# Start of SUPPLIED ENTRIES

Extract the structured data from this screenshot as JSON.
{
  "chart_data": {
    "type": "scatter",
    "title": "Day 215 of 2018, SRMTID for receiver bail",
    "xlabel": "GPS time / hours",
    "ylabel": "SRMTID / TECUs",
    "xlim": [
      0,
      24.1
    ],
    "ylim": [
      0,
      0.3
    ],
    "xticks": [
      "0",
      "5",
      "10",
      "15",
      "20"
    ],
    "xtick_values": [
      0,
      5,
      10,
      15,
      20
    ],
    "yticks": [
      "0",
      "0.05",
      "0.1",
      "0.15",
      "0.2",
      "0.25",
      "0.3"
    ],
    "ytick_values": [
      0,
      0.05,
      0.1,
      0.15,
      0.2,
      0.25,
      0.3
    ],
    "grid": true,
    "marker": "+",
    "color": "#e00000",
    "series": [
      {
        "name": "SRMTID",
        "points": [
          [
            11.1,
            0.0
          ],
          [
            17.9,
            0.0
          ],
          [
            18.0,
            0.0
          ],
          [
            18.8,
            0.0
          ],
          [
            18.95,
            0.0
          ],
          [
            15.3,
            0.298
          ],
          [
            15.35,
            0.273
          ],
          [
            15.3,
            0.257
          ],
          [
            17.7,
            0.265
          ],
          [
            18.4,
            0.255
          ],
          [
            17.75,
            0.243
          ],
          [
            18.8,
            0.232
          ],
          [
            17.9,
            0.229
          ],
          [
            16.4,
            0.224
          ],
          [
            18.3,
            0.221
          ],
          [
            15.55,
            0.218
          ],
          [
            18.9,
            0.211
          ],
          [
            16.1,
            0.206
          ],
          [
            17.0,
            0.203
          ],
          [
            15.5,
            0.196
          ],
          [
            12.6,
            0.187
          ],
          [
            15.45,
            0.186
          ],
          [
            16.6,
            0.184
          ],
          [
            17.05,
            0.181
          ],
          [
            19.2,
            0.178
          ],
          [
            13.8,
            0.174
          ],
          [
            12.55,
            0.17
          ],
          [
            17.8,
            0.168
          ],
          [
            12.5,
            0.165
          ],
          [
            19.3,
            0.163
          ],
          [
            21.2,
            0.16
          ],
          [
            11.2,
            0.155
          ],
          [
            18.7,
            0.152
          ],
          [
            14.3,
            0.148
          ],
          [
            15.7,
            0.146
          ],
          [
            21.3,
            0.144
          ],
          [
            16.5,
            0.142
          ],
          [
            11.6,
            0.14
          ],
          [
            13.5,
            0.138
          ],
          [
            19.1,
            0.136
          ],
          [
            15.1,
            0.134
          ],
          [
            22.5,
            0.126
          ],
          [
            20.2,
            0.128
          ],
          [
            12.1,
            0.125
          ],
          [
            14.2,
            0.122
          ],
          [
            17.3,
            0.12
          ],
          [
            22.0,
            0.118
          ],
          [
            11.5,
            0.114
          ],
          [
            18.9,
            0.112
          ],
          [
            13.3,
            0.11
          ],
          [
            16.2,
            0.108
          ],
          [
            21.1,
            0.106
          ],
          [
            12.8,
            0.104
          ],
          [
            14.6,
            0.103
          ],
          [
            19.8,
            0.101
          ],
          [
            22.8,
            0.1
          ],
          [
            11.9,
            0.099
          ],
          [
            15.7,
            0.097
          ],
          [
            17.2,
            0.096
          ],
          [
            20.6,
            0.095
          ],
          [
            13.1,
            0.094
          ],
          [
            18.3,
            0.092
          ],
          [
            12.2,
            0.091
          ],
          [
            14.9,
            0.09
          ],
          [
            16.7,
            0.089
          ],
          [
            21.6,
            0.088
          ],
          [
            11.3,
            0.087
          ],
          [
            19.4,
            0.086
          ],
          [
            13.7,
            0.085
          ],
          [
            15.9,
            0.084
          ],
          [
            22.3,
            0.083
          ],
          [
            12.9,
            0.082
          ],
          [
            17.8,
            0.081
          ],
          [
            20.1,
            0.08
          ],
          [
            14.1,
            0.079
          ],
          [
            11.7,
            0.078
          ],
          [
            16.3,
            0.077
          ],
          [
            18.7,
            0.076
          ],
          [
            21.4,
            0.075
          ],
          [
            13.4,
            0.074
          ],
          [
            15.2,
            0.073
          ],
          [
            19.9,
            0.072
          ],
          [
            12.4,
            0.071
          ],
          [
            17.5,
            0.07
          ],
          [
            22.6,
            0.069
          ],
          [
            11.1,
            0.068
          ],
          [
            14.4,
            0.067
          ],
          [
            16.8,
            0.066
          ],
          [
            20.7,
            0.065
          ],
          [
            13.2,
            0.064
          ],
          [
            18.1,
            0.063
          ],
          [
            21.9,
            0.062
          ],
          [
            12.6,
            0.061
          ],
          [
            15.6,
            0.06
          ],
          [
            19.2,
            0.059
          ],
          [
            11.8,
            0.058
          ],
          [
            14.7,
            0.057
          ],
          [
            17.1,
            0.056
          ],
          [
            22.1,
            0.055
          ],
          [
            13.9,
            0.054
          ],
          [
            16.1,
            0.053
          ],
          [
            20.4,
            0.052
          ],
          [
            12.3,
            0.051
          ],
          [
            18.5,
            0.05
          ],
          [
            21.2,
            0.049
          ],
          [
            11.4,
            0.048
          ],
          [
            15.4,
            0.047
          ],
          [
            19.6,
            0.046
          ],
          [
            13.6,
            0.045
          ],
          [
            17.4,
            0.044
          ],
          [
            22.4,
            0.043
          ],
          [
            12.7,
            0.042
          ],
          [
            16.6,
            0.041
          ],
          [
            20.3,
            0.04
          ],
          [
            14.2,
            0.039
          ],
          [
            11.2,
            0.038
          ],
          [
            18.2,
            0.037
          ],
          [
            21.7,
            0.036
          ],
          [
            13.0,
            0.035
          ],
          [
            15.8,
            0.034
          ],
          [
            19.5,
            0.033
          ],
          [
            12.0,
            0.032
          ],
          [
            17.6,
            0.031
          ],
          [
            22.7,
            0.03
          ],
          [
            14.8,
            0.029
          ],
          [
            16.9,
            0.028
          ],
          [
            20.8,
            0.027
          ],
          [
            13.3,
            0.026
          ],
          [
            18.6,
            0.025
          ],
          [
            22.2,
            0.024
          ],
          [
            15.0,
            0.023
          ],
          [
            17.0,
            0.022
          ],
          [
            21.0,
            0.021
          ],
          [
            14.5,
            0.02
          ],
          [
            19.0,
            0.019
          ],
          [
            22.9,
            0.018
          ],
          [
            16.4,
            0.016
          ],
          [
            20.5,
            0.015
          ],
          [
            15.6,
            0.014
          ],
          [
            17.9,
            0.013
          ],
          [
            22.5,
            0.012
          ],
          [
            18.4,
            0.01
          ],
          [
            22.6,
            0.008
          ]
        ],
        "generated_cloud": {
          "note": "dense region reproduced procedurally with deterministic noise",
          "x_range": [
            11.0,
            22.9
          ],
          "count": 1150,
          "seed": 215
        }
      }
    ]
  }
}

# End of SUPPLIED ENTRIES

Your task is to extract all of the records exactly.

WRITTEN ANSWER:
Extract the structured data from this screenshot as JSON.
{
  "chart_data": {
    "type": "scatter",
    "title": "Day 215 of 2018, SRMTID for receiver bail",
    "xlabel": "GPS time / hours",
    "ylabel": "SRMTID / TECUs",
    "xlim": [
      0,
      24.1
    ],
    "ylim": [
      0,
      0.3
    ],
    "xticks": [
      "0",
      "5",
      "10",
      "15",
      "20"
    ],
    "xtick_values": [
      0,
      5,
      10,
      15,
      20
    ],
    "yticks": [
      "0",
      "0.05",
      "0.1",
      "0.15",
      "0.2",
      "0.25",
      "0.3"
    ],
    "ytick_values": [
      0,
      0.05,
      0.1,
      0.15,
      0.2,
      0.25,
      0.3
    ],
    "grid": true,
    "marker": "+",
    "color": "#e00000",
    "series": [
      {
        "name": "SRMTID",
        "points": [
          [
            11.1,
            0.0
          ],
          [
            17.9,
            0.0
          ],
          [
            18.0,
            0.0
          ],
          [
            18.8,
            0.0
          ],
          [
            18.95,
            0.0
          ],
          [
            15.3,
            0.298
          ],
          [
            15.35,
            0.273
          ],
          [
            15.3,
            0.257
          ],
          [
            17.7,
            0.265
          ],
          [
            18.4,
            0.255
          ],
          [
            17.75,
            0.243
          ],
          [
            18.8,
            0.232
          ],
          [
            17.9,
            0.229
          ],
          [
            16.4,
            0.224
          ],
          [
            18.3,
            0.221
          ],
          [
            15.55,
            0.218
          ],
          [
            18.9,
            0.211
          ],
          [
            16.1,
            0.206
          ],
          [
            17.0,
            0.203
          ],
          [
            15.5,
            0.196
          ],
          [
            12.6,
            0.187
          ],
          [
            15.45,
            0.186
          ],
          [
            16.6,
            0.184
          ],
          [
            17.05,
            0.181
          ],
          [
            19.2,
            0.178
          ],
          [
            13.8,
            0.174
          ],
          [
            12.55,
            0.17
          ],
          [
            17.8,
            0.168
          ],
          [
            12.5,
            0.165
          ],
          [
            19.3,
            0.163
          ],
          [
            21.2,
            0.16
          ],
          [
            11.2,
            0.155
          ],
          [
            18.7,
            0.152
          ],
          [
            14.3,
            0.148
          ],
          [
            15.7,
            0.146
          ],
          [
            21.3,
            0.144
          ],
          [
            16.5,
            0.142
          ],
          [
            11.6,
            0.14
          ],
          [
            13.5,
            0.138
          ],
          [
            19.1,
            0.136
          ],
          [
            15.1,
            0.134
          ],
          [
            22.5,
            0.126
          ],
          [
            20.2,
            0.128
          ],
          [
            12.1,
            0.125
          ],
          [
            14.2,
            0.122
          ],
          [
            17.3,
            0.12
          ],
          [
            22.0,
            0.118
          ],
          [
            11.5,
            0.114
          ],
          [
            18.9,
            0.112
          ],
          [
            13.3,
            0.11
          ],
          [
            16.2,
            0.108
          ],
          [
            21.1,
            0.106
          ],
          [
            12.8,
            0.104
          ],
          [
            14.6,
            0.103
          ],
          [
            19.8,
            0.101
          ],
          [
            22.8,
            0.1
          ],
          [
            11.9,
            0.099
          ],
          [
            15.7,
            0.097
          ],
          [
            17.2,
            0.096
          ],
          [
            20.6,
            0.095
          ],
          [
            13.1,
            0.094
          ],
          [
            18.3,
            0.092
          ],
          [
            12.2,
            0.091
          ],
          [
            14.9,
            0.09
          ],
          [
            16.7,
            0.089
          ],
          [
            21.6,
            0.088
          ],
          [
            11.3,
            0.087
          ],
          [
            19.4,
            0.086
          ],
          [
            13.7,
            0.085
          ],
          [
            15.9,
            0.084
          ],
          [
            22.3,
            0.083
          ],
          [
            12.9,
            0.082
          ],
          [
            17.8,
            0.081
          ],
          [
            20.1,
            0.08
          ],
          [
            14.1,
            0.079
          ],
          [
            11.7,
            0.078
          ],
          [
            16.3,
            0.077
          ],
          [
            18.7,
            0.076
          ],
          [
            21.4,
            0.075
          ],
          [
            13.4,
            0.074
          ],
          [
            15.2,
            0.073
          ],
          [
            19.9,
            0.072
          ],
          [
            12.4,
            0.071
          ],
          [
            17.5,
            0.07
          ],
          [
            22.6,
            0.069
          ],
          [
            11.1,
            0.068
          ],
          [
            14.4,
            0.067
          ],
          [
            16.8,
            0.066
          ],
          [
            20.7,
            0.065
          ],
          [
            13.2,
            0.064
          ],
          [
            18.1,
            0.063
          ],
          [
            21.9,
            0.062
          ],
          [
            12.6,
            0.061
          ],
          [
            15.6,
            0.06
          ],
          [
            19.2,
            0.059
          ],
          [
            11.8,
            0.058
          ],
          [
            14.7,
            0.057
          ],
          [
            17.1,
            0.056
          ],
          [
            22.1,
            0.055
          ],
          [
            13.9,
            0.054
          ],
          [
            16.1,
            0.053
          ],
          [
            20.4,
            0.052
          ],
          [
            12.3,
            0.051
          ],
          [
            18.5,
            0.05
          ],
          [
            21.2,
            0.049
          ],
          [
            11.4,
            0.048
          ],
          [
            15.4,
            0.047
          ],
          [
            19.6,
            0.046
          ],
          [
            13.6,
            0.045
          ],
          [
            17.4,
            0.044
          ],
          [
            22.4,
            0.043
          ],
          [
            12.7,
            0.042
          ],
          [
            16.6,
            0.041
          ],
          [
            20.3,
            0.04
          ],
          [
            14.2,
            0.039
          ],
          [
            11.2,
            0.038
          ],
          [
            18.2,
            0.037
          ],
          [
            21.7,
            0.036
          ],
          [
            13.0,
            0.035
          ],
          [
            15.8,
            0.034
          ],
          [
            19.5,
            0.033
          ],
          [
            12.0,
            0.032
          ],
          [
            17.6,
            0.031
          ],
          [
            22.7,
            0.03
          ],
          [
            14.8,
            0.029
          ],
          [
            16.9,
            0.028
          ],
          [
            20.8,
            0.027
          ],
          [
            13.3,
            0.026
          ],
          [
            18.6,
            0.025
          ],
          [
            22.2,
            0.024
          ],
          [
            15.0,
            0.023
          ],
          [
            17.0,
            0.022
          ],
          [
            21.0,
            0.021
          ],
          [
            14.5,
            0.02
          ],
          [
            19.0,
            0.019
          ],
          [
            22.9,
            0.018
          ],
          [
            16.4,
            0.016
          ],
          [
            20.5,
            0.015
          ],
          [
            15.6,
            0.014
          ],
          [
            17.9,
            0.013
          ],
          [
            22.5,
            0.012
          ],
          [
            18.4,
            0.01
          ],
          [
            22.6,
            0.008
          ]
        ],
        "generated_cloud": {
          "note": "dense region reproduced procedurally with deterministic noise",
          "x_range": [
            11.0,
            22.9
          ],
          "count": 1150,
          "seed": 215
        }
      }
    ]
  }
}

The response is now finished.